# [EXERCISE INSTRUCTIONS]
Give every bracketed paragraph number in the court passage below, in order.

The fact that the main application was brought under urgent
circumstances, is in my view, not a satisfactory excuse for not
having complied with the rules. In my view, the ignorance on the
part
of the legal representatives of the applicants is not a good excuse;
vide herein below.
[8] The legal
representatives of the applicants have quite correctly conceded that
they were remiss, in so far as not having appreciated
that a leave to
cross appeal was required.
[9]
In the matter of
Regal
v African Superlate (Pty) Ltd
5
the
Appellate Court held that
“
The
attorney, after all, is the representative whom the litigant has
chosen for himself, and there is little reason why, in regard
to
condonation of a failure to comply with a Rule of Court, the litigant
should be absolved from normal consequences of such a
relationship,
no matter what the circumstances of the failure are”.
[10]
The fact that the applicants themselves are not to blame for the
failure to comply with the rules, nor to apply for condonation
much
earlier, but their legal representatives were, although it is an
important fact to be considered, does not necessarily entitle
them as
of right to be granted condonation. The court in the exercise of its
discretion will also have regard to the delay
6
.
In the matter of
Immelman
v Loubser
7
the
Appellate Court refused to grant condonation where the attorneys of
the appellant were remiss in filing the record of appeal.

# [Element-and-box listings]
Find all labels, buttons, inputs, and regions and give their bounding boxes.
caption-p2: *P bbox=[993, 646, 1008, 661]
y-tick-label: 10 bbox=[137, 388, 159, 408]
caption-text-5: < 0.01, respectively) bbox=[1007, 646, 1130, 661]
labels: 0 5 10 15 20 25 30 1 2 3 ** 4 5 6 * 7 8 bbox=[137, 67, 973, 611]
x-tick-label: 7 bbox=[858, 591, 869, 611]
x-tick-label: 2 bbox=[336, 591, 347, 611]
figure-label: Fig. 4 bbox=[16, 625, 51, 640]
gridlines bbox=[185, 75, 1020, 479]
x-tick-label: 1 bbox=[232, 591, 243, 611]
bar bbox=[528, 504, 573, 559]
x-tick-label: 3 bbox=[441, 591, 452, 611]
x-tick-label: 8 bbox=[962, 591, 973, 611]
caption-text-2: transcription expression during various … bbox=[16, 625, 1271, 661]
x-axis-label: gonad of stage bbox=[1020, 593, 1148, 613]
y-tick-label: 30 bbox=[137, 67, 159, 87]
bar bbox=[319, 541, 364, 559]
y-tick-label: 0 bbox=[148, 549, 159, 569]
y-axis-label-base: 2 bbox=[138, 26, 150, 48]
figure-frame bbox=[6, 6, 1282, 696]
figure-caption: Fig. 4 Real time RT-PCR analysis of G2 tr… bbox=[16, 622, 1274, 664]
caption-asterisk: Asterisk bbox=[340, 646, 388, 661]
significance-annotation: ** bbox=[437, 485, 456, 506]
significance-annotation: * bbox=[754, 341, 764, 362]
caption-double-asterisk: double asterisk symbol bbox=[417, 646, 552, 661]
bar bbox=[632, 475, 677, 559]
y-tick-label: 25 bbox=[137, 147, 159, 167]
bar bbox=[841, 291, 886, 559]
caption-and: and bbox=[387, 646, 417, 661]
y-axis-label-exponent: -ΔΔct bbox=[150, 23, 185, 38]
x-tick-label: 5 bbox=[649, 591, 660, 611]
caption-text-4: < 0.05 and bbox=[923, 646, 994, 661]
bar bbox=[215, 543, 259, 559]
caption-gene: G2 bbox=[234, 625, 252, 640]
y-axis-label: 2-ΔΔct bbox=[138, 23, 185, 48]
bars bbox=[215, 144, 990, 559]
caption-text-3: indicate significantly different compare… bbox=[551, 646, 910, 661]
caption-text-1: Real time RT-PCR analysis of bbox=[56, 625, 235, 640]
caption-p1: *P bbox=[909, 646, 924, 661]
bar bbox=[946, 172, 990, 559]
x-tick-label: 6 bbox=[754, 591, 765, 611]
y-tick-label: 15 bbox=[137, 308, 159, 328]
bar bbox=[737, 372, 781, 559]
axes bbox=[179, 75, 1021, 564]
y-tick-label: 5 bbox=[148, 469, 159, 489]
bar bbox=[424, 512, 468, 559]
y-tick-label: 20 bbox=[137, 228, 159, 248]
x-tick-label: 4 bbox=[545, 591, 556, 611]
---
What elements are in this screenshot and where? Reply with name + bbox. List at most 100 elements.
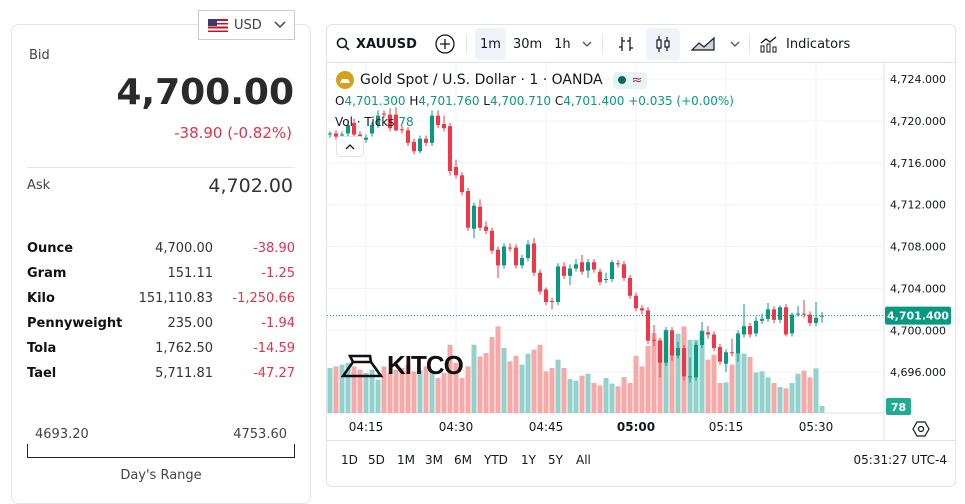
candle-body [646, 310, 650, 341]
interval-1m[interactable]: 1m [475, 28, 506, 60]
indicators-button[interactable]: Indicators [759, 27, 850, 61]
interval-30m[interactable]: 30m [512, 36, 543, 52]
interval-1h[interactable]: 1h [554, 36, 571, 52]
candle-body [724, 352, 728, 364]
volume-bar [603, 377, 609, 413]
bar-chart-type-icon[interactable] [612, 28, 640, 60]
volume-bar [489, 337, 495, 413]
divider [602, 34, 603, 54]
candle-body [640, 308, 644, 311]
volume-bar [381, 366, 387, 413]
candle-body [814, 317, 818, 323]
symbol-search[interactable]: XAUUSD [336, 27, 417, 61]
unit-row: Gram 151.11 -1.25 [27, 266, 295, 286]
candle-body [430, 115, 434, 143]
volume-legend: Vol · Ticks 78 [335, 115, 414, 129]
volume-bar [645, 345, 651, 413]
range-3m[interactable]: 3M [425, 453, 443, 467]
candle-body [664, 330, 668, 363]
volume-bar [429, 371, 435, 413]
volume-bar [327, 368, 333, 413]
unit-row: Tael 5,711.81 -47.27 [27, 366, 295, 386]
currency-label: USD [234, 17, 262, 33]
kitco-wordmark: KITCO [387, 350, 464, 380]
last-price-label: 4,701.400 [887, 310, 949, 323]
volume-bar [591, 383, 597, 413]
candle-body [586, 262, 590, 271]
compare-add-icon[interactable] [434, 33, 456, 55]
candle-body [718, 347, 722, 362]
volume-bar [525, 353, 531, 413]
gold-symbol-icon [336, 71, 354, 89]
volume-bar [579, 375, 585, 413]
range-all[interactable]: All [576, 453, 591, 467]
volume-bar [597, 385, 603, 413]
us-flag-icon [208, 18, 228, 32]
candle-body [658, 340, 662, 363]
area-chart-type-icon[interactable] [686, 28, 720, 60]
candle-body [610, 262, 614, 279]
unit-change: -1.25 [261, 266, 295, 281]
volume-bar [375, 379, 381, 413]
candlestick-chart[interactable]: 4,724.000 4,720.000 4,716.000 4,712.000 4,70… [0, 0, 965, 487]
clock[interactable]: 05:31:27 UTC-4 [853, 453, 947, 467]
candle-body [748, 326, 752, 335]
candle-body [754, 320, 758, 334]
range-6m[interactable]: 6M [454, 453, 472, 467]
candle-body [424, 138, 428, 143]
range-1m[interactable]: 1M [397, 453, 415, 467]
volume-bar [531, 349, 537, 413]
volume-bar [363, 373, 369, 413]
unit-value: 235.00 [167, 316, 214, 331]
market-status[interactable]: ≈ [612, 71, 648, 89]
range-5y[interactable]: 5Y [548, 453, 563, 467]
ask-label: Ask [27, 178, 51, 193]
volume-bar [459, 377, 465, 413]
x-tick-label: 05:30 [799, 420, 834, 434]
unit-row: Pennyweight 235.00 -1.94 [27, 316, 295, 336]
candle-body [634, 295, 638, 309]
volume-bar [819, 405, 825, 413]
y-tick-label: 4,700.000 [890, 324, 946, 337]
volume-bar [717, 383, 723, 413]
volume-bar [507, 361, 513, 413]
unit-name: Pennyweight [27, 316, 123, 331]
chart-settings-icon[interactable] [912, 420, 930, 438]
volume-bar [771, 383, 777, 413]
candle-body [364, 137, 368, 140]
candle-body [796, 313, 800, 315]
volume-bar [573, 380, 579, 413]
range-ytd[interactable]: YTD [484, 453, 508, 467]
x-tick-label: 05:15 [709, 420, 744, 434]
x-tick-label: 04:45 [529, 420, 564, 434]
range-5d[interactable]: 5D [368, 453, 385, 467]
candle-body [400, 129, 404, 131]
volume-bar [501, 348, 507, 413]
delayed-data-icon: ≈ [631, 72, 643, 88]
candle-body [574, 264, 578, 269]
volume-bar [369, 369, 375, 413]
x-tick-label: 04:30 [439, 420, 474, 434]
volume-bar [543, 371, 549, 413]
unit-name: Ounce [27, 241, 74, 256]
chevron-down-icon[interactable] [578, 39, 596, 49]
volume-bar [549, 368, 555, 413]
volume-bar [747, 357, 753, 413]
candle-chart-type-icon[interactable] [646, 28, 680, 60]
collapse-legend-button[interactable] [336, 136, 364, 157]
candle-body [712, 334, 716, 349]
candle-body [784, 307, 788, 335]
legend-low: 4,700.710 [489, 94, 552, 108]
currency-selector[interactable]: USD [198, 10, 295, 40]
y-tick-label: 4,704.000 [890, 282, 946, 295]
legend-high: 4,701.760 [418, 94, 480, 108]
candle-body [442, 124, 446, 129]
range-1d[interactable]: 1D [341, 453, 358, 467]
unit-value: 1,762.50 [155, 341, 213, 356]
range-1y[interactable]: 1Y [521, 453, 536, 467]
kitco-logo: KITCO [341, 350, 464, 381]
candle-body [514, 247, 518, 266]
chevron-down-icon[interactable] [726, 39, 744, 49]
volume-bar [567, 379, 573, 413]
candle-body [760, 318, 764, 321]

# [SOLUTION FOR THIS TASK]
[8], [9], [10]